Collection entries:

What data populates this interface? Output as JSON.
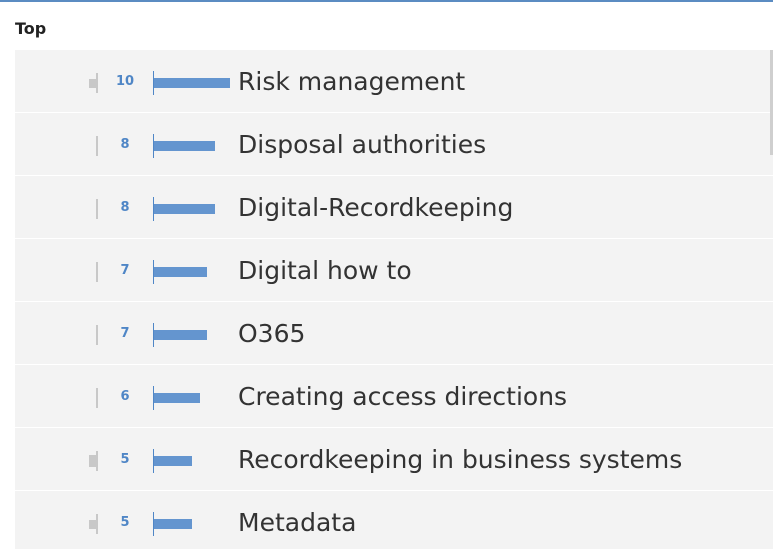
{
  "header": {
    "title": "Top"
  },
  "chart_data": {
    "type": "bar",
    "orientation": "horizontal",
    "categories": [
      "Risk management",
      "Disposal authorities",
      "Digital-Recordkeeping",
      "Digital how to",
      "O365",
      "Creating access directions",
      "Recordkeeping in business systems",
      "Metadata"
    ],
    "values": [
      10,
      8,
      8,
      7,
      7,
      6,
      5,
      5
    ],
    "trend_values": [
      2,
      0,
      0,
      0,
      0,
      0,
      3,
      2
    ],
    "title": "Top",
    "xlabel": "",
    "ylabel": "",
    "colors": {
      "bar": "#6495cf",
      "count": "#4f86c6",
      "trend": "#c8c8c8",
      "row_bg": "#f3f3f3"
    }
  }
}
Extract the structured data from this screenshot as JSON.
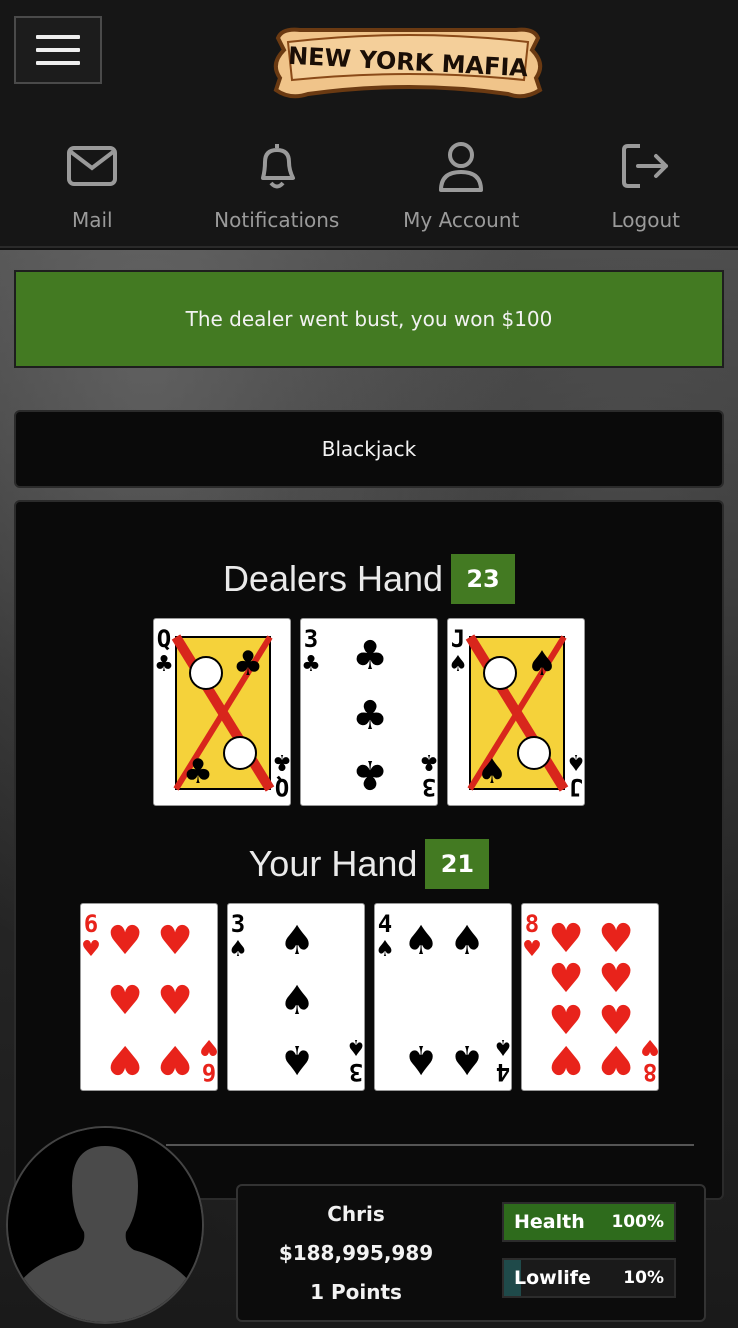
{
  "header": {
    "logo_text": "NEW YORK MAFIA",
    "nav": [
      {
        "label": "Mail",
        "icon": "mail-icon"
      },
      {
        "label": "Notifications",
        "icon": "bell-icon"
      },
      {
        "label": "My Account",
        "icon": "user-icon"
      },
      {
        "label": "Logout",
        "icon": "logout-icon"
      }
    ]
  },
  "alert": {
    "message": "The dealer went bust, you won $100",
    "color": "#437a22"
  },
  "game": {
    "title": "Blackjack",
    "dealer": {
      "label": "Dealers Hand",
      "score": "23",
      "cards": [
        {
          "rank": "Q",
          "suit": "clubs"
        },
        {
          "rank": "3",
          "suit": "clubs"
        },
        {
          "rank": "J",
          "suit": "spades"
        }
      ]
    },
    "player": {
      "label": "Your Hand",
      "score": "21",
      "cards": [
        {
          "rank": "6",
          "suit": "hearts"
        },
        {
          "rank": "3",
          "suit": "spades"
        },
        {
          "rank": "4",
          "suit": "spades"
        },
        {
          "rank": "8",
          "suit": "hearts"
        }
      ]
    }
  },
  "player_status": {
    "name": "Chris",
    "money": "$188,995,989",
    "points": "1 Points",
    "health": {
      "label": "Health",
      "value": "100%",
      "fraction": 1.0,
      "color": "#2e6b1c"
    },
    "lowlife": {
      "label": "Lowlife",
      "value": "10%",
      "fraction": 0.1,
      "color": "#1f4a4a"
    }
  }
}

**EXERCISE AIM:** Keep every word of the data as it is when you write it out, but drop the pictures.

**WORKED ANSWER:**
What data populates this interface? Output as JSON.
{
  "header": {
    "title": "Top"
  },
  "chart_data": {
    "type": "bar",
    "orientation": "horizontal",
    "categories": [
      "Risk management",
      "Disposal authorities",
      "Digital-Recordkeeping",
      "Digital how to",
      "O365",
      "Creating access directions",
      "Recordkeeping in business systems",
      "Metadata"
    ],
    "values": [
      10,
      8,
      8,
      7,
      7,
      6,
      5,
      5
    ],
    "trend_values": [
      2,
      0,
      0,
      0,
      0,
      0,
      3,
      2
    ],
    "title": "Top",
    "xlabel": "",
    "ylabel": "",
    "colors": {
      "bar": "#6495cf",
      "count": "#4f86c6",
      "trend": "#c8c8c8",
      "row_bg": "#f3f3f3"
    }
  }
}
Extract the structured data from this screenshot as JSON.
{
  "header": {
    "logo_text": "NEW YORK MAFIA",
    "nav": [
      {
        "label": "Mail",
        "icon": "mail-icon"
      },
      {
        "label": "Notifications",
        "icon": "bell-icon"
      },
      {
        "label": "My Account",
        "icon": "user-icon"
      },
      {
        "label": "Logout",
        "icon": "logout-icon"
      }
    ]
  },
  "alert": {
    "message": "The dealer went bust, you won $100",
    "color": "#437a22"
  },
  "game": {
    "title": "Blackjack",
    "dealer": {
      "label": "Dealers Hand",
      "score": "23",
      "cards": [
        {
          "rank": "Q",
          "suit": "clubs"
        },
        {
          "rank": "3",
          "suit": "clubs"
        },
        {
          "rank": "J",
          "suit": "spades"
        }
      ]
    },
    "player": {
      "label": "Your Hand",
      "score": "21",
      "cards": [
        {
          "rank": "6",
          "suit": "hearts"
        },
        {
          "rank": "3",
          "suit": "spades"
        },
        {
          "rank": "4",
          "suit": "spades"
        },
        {
          "rank": "8",
          "suit": "hearts"
        }
      ]
    }
  },
  "player_status": {
    "name": "Chris",
    "money": "$188,995,989",
    "points": "1 Points",
    "health": {
      "label": "Health",
      "value": "100%",
      "fraction": 1.0,
      "color": "#2e6b1c"
    },
    "lowlife": {
      "label": "Lowlife",
      "value": "10%",
      "fraction": 0.1,
      "color": "#1f4a4a"
    }
  }
}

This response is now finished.